* Problem description *
From the records, pick out and copy each line containing "Service".

#### Data for this exercise ####

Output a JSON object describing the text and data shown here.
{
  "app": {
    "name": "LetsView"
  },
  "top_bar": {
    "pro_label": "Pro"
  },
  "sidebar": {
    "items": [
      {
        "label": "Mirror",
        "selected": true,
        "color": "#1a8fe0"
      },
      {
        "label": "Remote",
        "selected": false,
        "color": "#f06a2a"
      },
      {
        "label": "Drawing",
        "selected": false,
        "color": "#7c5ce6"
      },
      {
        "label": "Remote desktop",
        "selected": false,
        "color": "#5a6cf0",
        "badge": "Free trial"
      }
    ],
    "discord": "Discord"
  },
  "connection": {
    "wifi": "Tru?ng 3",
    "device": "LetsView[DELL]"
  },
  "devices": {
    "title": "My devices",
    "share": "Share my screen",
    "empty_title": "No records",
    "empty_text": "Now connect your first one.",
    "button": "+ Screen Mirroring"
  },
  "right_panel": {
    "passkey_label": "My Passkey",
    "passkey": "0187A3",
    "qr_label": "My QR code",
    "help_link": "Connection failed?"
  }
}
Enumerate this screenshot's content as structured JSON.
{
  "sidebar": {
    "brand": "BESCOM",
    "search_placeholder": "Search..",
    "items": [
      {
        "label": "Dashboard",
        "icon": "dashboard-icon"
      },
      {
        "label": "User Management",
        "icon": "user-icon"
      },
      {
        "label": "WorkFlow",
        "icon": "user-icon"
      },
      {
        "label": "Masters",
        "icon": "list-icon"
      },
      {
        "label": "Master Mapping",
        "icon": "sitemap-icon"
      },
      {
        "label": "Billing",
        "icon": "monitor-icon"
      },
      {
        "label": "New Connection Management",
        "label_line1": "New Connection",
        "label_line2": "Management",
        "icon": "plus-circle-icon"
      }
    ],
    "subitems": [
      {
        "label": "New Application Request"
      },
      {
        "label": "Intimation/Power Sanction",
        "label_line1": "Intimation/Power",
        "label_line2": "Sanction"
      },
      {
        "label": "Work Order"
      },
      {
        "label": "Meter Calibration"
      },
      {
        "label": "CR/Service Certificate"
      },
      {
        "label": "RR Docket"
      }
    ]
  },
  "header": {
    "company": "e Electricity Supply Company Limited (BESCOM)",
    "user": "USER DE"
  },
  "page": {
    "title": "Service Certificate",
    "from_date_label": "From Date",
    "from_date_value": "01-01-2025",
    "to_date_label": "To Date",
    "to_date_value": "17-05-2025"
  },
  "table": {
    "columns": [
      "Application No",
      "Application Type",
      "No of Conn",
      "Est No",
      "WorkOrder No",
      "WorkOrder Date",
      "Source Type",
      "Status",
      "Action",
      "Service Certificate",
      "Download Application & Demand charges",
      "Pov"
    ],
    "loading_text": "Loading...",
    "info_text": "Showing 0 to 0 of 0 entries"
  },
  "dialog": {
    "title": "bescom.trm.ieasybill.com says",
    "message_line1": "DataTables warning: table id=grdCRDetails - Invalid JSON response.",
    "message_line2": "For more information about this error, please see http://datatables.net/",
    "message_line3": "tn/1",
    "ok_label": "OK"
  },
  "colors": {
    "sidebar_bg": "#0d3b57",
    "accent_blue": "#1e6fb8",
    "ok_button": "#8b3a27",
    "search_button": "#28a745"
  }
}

####

* The solution *
        "label": "CR/Service Certificate"
    "title": "Service Certificate",
      "Service Certificate",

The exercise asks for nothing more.